(Figure record extracts)
-=-=-

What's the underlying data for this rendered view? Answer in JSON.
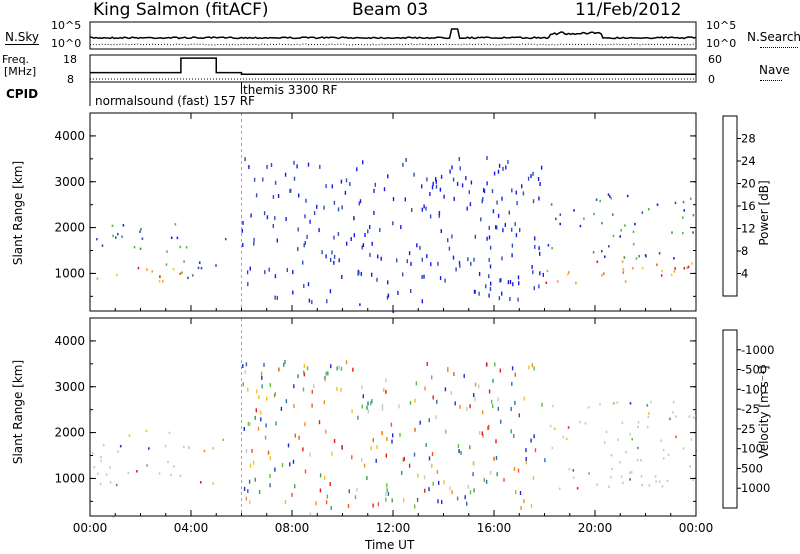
{
  "header": {
    "title": "King Salmon (fitACF)",
    "beam": "Beam 03",
    "date": "11/Feb/2012"
  },
  "nsky_panel": {
    "left_label": "N.Sky",
    "right_label": "N.Search",
    "ticks_left": [
      "10^5",
      "10^0"
    ],
    "ticks_right": [
      "10^5",
      "10^0"
    ]
  },
  "freq_panel": {
    "left_label_line1": "Freq.",
    "left_label_line2": "[MHz]",
    "right_label": "Nave",
    "ticks_left": [
      "18",
      "8"
    ],
    "ticks_right": [
      "60",
      "0"
    ]
  },
  "cpid": {
    "label": "CPID",
    "program1": "normalsound (fast) 157 RF",
    "program2": "themis 3300 RF"
  },
  "chart_data": [
    {
      "type": "heatmap",
      "title": "Power",
      "ylabel": "Slant Range [km]",
      "xlabel": "",
      "x_ticks": [
        "00:00",
        "04:00",
        "08:00",
        "12:00",
        "16:00",
        "20:00",
        "00:00"
      ],
      "y_ticks": [
        1000,
        2000,
        3000,
        4000
      ],
      "ylim": [
        180,
        4500
      ],
      "colorbar": {
        "label": "Power [dB]",
        "ticks": [
          "4",
          "8",
          "12",
          "16",
          "20",
          "24",
          "28"
        ],
        "colors": [
          "#1a1ae8",
          "#2c4fb2",
          "#4a8a5c",
          "#4fb848",
          "#e8d020",
          "#f0a020",
          "#f06418",
          "#e81818"
        ]
      },
      "regions": [
        {
          "t": [
            0.0,
            3.6
          ],
          "range": [
            850,
            1200
          ],
          "level": "high"
        },
        {
          "t": [
            0.0,
            3.6
          ],
          "range": [
            1200,
            2100
          ],
          "level": "mid"
        },
        {
          "t": [
            3.6,
            5.4
          ],
          "range": [
            800,
            1900
          ],
          "level": "mid"
        },
        {
          "t": [
            18.0,
            24.0
          ],
          "range": [
            800,
            1300
          ],
          "level": "high"
        },
        {
          "t": [
            18.0,
            24.0
          ],
          "range": [
            1300,
            2800
          ],
          "level": "mid"
        },
        {
          "t": [
            18.5,
            19.8
          ],
          "range": [
            2800,
            3500
          ],
          "level": "low"
        },
        {
          "t": [
            0.0,
            24.0
          ],
          "range": [
            180,
            350
          ],
          "level": "low"
        }
      ]
    },
    {
      "type": "heatmap",
      "title": "Velocity",
      "ylabel": "Slant Range [km]",
      "xlabel": "Time UT",
      "x_ticks": [
        "00:00",
        "04:00",
        "08:00",
        "12:00",
        "16:00",
        "20:00",
        "00:00"
      ],
      "y_ticks": [
        1000,
        2000,
        3000,
        4000
      ],
      "ylim": [
        180,
        4500
      ],
      "colorbar": {
        "label": "Velocity [m s⁻¹]",
        "ticks": [
          "1000",
          "500",
          "100",
          "25",
          "-25",
          "-100",
          "-500",
          "-1000"
        ],
        "colors": [
          "#1a30c8",
          "#2c6ca8",
          "#3c9a5c",
          "#5ac040",
          "#c8c8c8",
          "#f0c020",
          "#f09020",
          "#f05818",
          "#e81818"
        ]
      }
    }
  ]
}
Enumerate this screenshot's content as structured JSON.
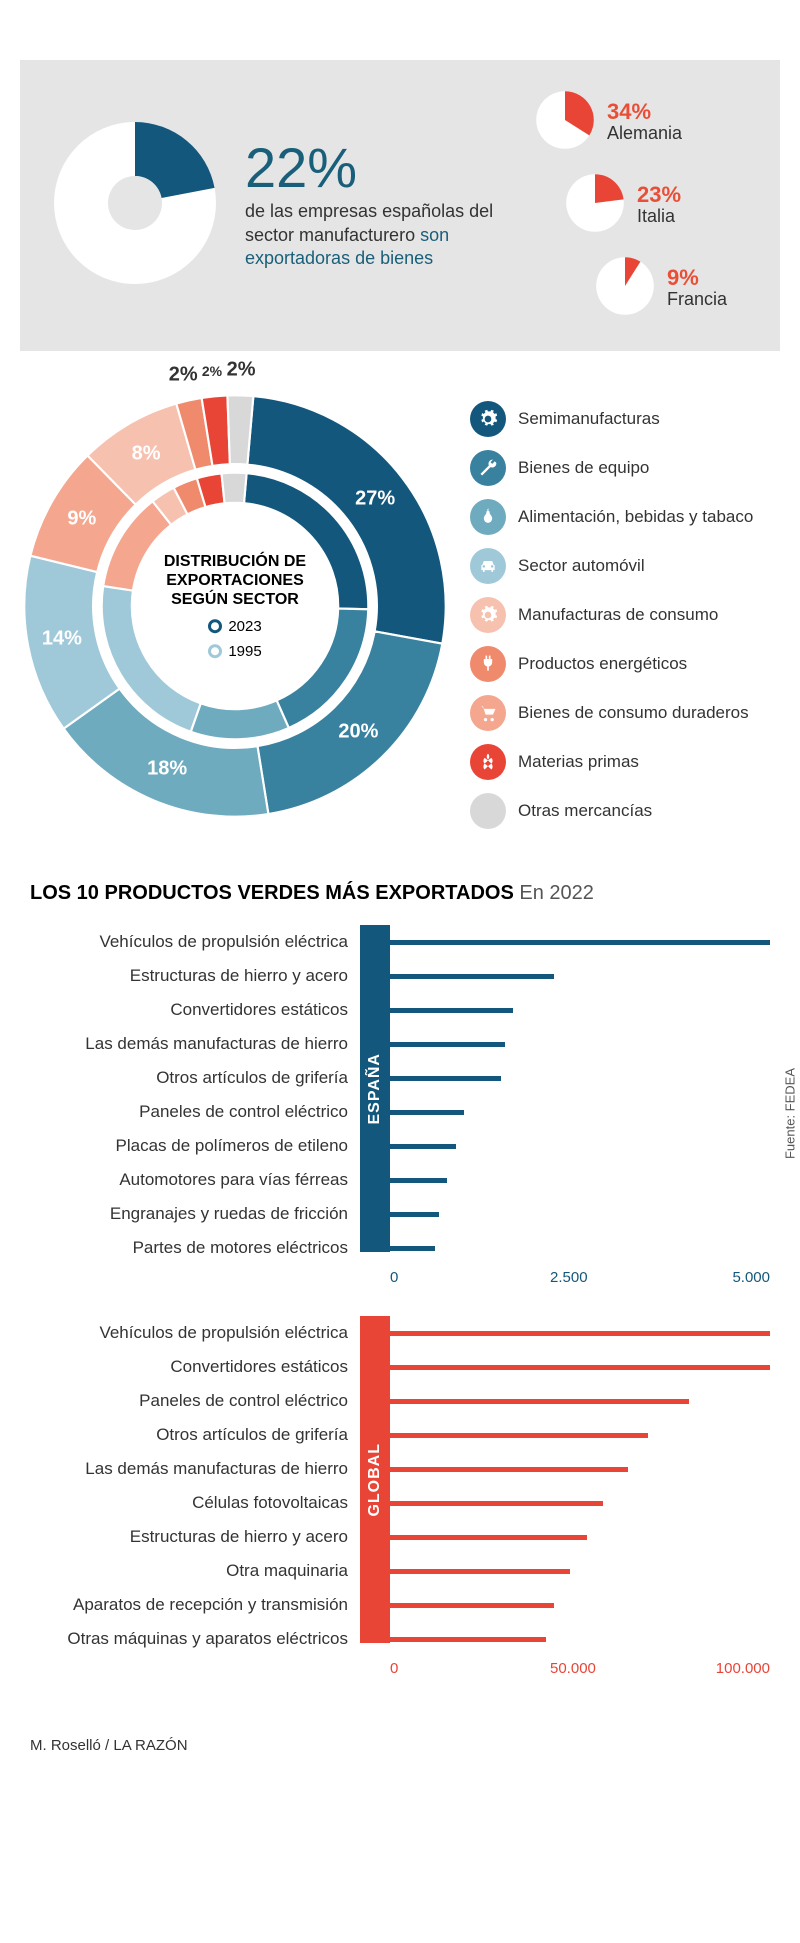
{
  "top": {
    "main_pct_value": 22,
    "main_pct_label": "22%",
    "main_text_pre": "de las empresas españolas del sector manufacturero ",
    "main_text_accent": "son exportadoras de bienes",
    "main_donut": {
      "value": 22,
      "fill": "#13587c",
      "bg": "#ffffff"
    },
    "countries": [
      {
        "pct_label": "34%",
        "value": 34,
        "name": "Alemania"
      },
      {
        "pct_label": "23%",
        "value": 23,
        "name": "Italia"
      },
      {
        "pct_label": "9%",
        "value": 9,
        "name": "Francia"
      }
    ],
    "country_fill": "#e94537",
    "country_bg": "#ffffff",
    "panel_bg": "#e5e5e5"
  },
  "donut": {
    "center_title": "DISTRIBUCIÓN DE EXPORTACIONES SEGÚN SECTOR",
    "year_outer": "2023",
    "year_inner": "1995",
    "year_outer_color": "#13587c",
    "year_inner_color": "#9fc9d9",
    "outer": [
      {
        "label": "27%",
        "value": 27,
        "color": "#13587c"
      },
      {
        "label": "20%",
        "value": 20,
        "color": "#39829f"
      },
      {
        "label": "18%",
        "value": 18,
        "color": "#6fabbf"
      },
      {
        "label": "14%",
        "value": 14,
        "color": "#9fc9d9"
      },
      {
        "label": "9%",
        "value": 9,
        "color": "#f4a68e"
      },
      {
        "label": "8%",
        "value": 8,
        "color": "#f7c1af"
      },
      {
        "label": "2%",
        "value": 2,
        "color": "#f08a6d",
        "ext": true
      },
      {
        "label": "2%",
        "value": 2,
        "color": "#e94537",
        "ext": true,
        "small": true
      },
      {
        "label": "2%",
        "value": 2,
        "color": "#d8d8d8",
        "ext": true
      }
    ],
    "inner": [
      {
        "value": 24,
        "color": "#13587c"
      },
      {
        "value": 18,
        "color": "#39829f"
      },
      {
        "value": 12,
        "color": "#6fabbf"
      },
      {
        "value": 22,
        "color": "#9fc9d9"
      },
      {
        "value": 12,
        "color": "#f4a68e"
      },
      {
        "value": 3,
        "color": "#f7c1af"
      },
      {
        "value": 3,
        "color": "#f08a6d"
      },
      {
        "value": 3,
        "color": "#e94537"
      },
      {
        "value": 3,
        "color": "#d8d8d8"
      }
    ],
    "legend": [
      {
        "name": "Semimanufacturas",
        "color": "#13587c",
        "icon": "gear"
      },
      {
        "name": "Bienes de equipo",
        "color": "#39829f",
        "icon": "wrench"
      },
      {
        "name": "Alimentación, bebidas y tabaco",
        "color": "#6fabbf",
        "icon": "pear"
      },
      {
        "name": "Sector automóvil",
        "color": "#9fc9d9",
        "icon": "car"
      },
      {
        "name": "Manufacturas de consumo",
        "color": "#f7c1af",
        "icon": "gear"
      },
      {
        "name": "Productos energéticos",
        "color": "#f08a6d",
        "icon": "plug"
      },
      {
        "name": "Bienes de consumo duraderos",
        "color": "#f4a68e",
        "icon": "cart"
      },
      {
        "name": "Materias primas",
        "color": "#e94537",
        "icon": "wheat"
      },
      {
        "name": "Otras mercancías",
        "color": "#d8d8d8",
        "icon": ""
      }
    ]
  },
  "green": {
    "title_bold": "LOS 10 PRODUCTOS VERDES MÁS EXPORTADOS",
    "title_sub": "En 2022",
    "source": "Fuente: FEDEA",
    "spain": {
      "tab_label": "ESPAÑA",
      "tab_color": "#13587c",
      "bar_color": "#13587c",
      "max": 5000,
      "ticks": [
        "0",
        "2.500",
        "5.000"
      ],
      "rows": [
        {
          "label": "Vehículos de propulsión eléctrica",
          "value": 4700
        },
        {
          "label": "Estructuras de hierro y acero",
          "value": 2000
        },
        {
          "label": "Convertidores estáticos",
          "value": 1500
        },
        {
          "label": "Las demás manufacturas de hierro",
          "value": 1400
        },
        {
          "label": "Otros artículos de grifería",
          "value": 1350
        },
        {
          "label": "Paneles de control eléctrico",
          "value": 900
        },
        {
          "label": "Placas de polímeros de etileno",
          "value": 800
        },
        {
          "label": "Automotores para vías férreas",
          "value": 700
        },
        {
          "label": "Engranajes y ruedas de fricción",
          "value": 600
        },
        {
          "label": "Partes de motores eléctricos",
          "value": 550
        }
      ]
    },
    "global": {
      "tab_label": "GLOBAL",
      "tab_color": "#e94537",
      "bar_color": "#e94537",
      "max": 100000,
      "ticks": [
        "0",
        "50.000",
        "100.000"
      ],
      "rows": [
        {
          "label": "Vehículos de propulsión eléctrica",
          "value": 105000
        },
        {
          "label": "Convertidores estáticos",
          "value": 103000
        },
        {
          "label": "Paneles de control eléctrico",
          "value": 73000
        },
        {
          "label": "Otros artículos de grifería",
          "value": 63000
        },
        {
          "label": "Las demás manufacturas de hierro",
          "value": 58000
        },
        {
          "label": "Células fotovoltaicas",
          "value": 52000
        },
        {
          "label": "Estructuras de hierro y acero",
          "value": 48000
        },
        {
          "label": "Otra maquinaria",
          "value": 44000
        },
        {
          "label": "Aparatos de recepción y transmisión",
          "value": 40000
        },
        {
          "label": "Otras máquinas y aparatos eléctricos",
          "value": 38000
        }
      ]
    }
  },
  "credit": "M. Roselló / LA RAZÓN"
}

-=-=-

__Required task__
Copy all the lines above that hold the string "icon".

__Finished answer__
        "icon": "gear"
        "icon": "wrench"
        "icon": "pear"
        "icon": "car"
        "icon": "gear"
        "icon": "plug"
        "icon": "cart"
        "icon": "wheat"
        "icon": ""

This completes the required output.